§ GIVEN INSTRUCTION: Check every line of the entries below for the word "HDMI", and copy the ones that have it.

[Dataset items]
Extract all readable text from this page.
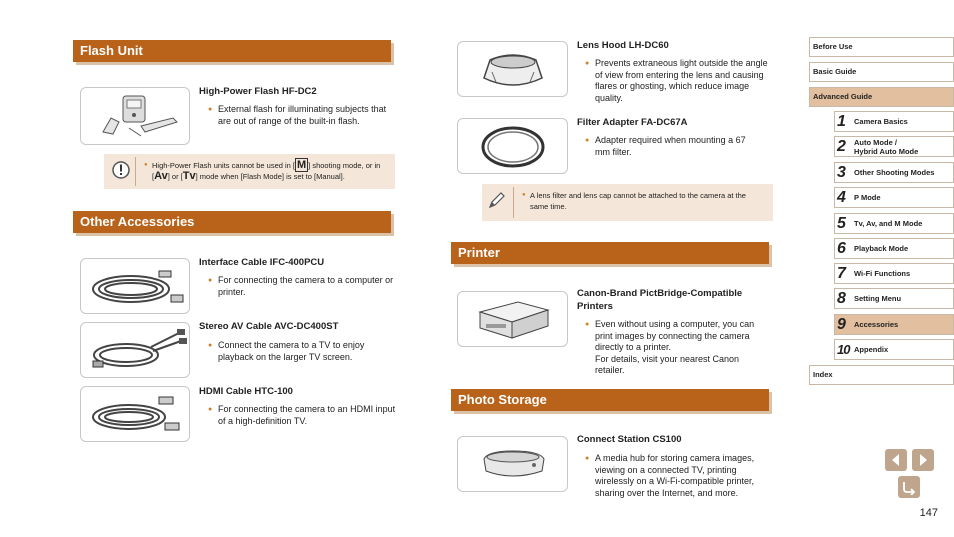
Flash Unit
High-Power Flash HF-DC2
● External flash for illuminating subjects that are out of range of the built-in flash.
● High-Power Flash units cannot be used in [ M ] shooting mode, or in [Av] or [Tv] mode when [Flash Mode] is set to [Manual].
Other Accessories
Interface Cable IFC-400PCU
● For connecting the camera to a computer or printer.
Stereo AV Cable AVC-DC400ST
● Connect the camera to a TV to enjoy playback on the larger TV screen.
HDMI Cable HTC-100
● For connecting the camera to an HDMI input of a high-definition TV.
Lens Hood LH-DC60
● Prevents extraneous light outside the angle of view from entering the lens and causing flares or ghosting, which reduce image quality.
Filter Adapter FA-DC67A
● Adapter required when mounting a 67 mm filter.
● A lens filter and lens cap cannot be attached to the camera at the same time.
Printer
Canon-Brand PictBridge-Compatible Printers
● Even without using a computer, you can print images by connecting the camera directly to a printer.
For details, visit your nearest Canon retailer.
Photo Storage
Connect Station CS100
● A media hub for storing camera images, viewing on a connected TV, printing wirelessly on a Wi-Fi-compatible printer, sharing over the Internet, and more.
Before Use
Basic Guide
Advanced Guide
1 Camera Basics
2 Auto Mode /
Hybrid Auto Mode
3 Other Shooting Modes
4 P Mode
5 Tv, Av, and M Mode
6 Playback Mode
7 Wi-Fi Functions
8 Setting Menu
9 Accessories
10 Appendix
Index
147
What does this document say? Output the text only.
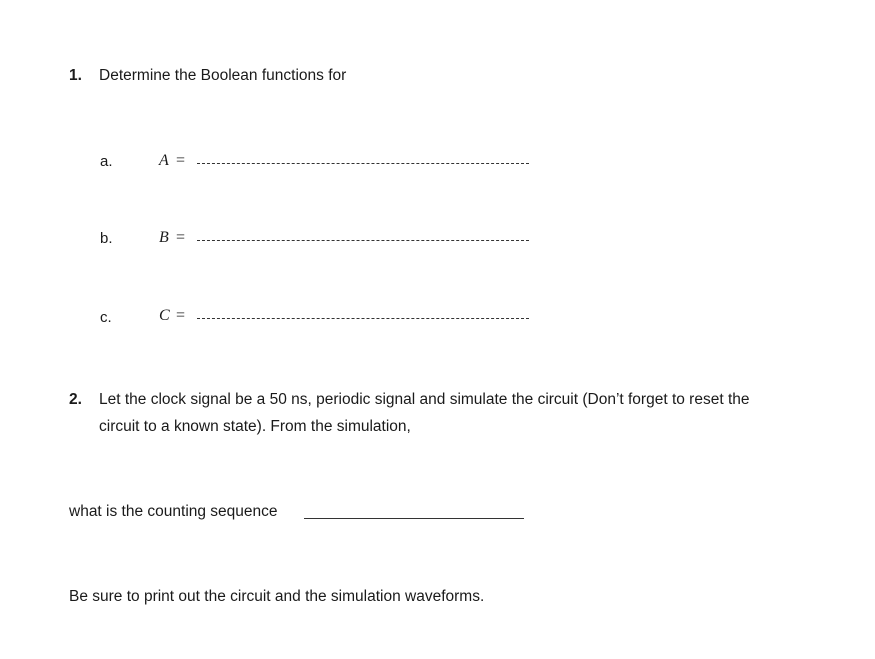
1. Determine the Boolean functions for
a.	A =
b.	B =
c.	C =
2. Let the clock signal be a 50 ns, periodic signal and simulate the circuit (Don’t forget to reset the
circuit to a known state). From the simulation,
what is the counting sequence
Be sure to print out the circuit and the simulation waveforms.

§ RESULT FOR THIS TASK:
HDMI Cable HTC-100
● For connecting the camera to an HDMI input of a high-definition TV.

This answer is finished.